What the task requires: Pull out every line with the word "системи" from the entries below.

Records contained in a dataset:
^^^^^^^^
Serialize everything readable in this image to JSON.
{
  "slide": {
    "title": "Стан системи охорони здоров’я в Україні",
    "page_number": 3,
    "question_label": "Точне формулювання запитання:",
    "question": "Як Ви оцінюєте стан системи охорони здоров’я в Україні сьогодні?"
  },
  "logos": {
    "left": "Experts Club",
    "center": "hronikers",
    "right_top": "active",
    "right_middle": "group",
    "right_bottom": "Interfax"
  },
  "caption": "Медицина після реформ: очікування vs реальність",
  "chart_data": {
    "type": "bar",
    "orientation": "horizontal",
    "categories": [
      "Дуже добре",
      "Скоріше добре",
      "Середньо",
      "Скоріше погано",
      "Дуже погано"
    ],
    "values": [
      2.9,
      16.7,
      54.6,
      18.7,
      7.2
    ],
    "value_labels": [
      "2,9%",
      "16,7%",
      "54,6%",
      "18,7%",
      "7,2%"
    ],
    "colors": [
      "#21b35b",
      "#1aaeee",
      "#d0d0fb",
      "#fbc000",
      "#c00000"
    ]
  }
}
^^^^^^^^
Answer for the task:
    "title": "Стан системи охорони здоров’я в Україні",
    "question": "Як Ви оцінюєте стан системи охорони здоров’я в Україні сьогодні?"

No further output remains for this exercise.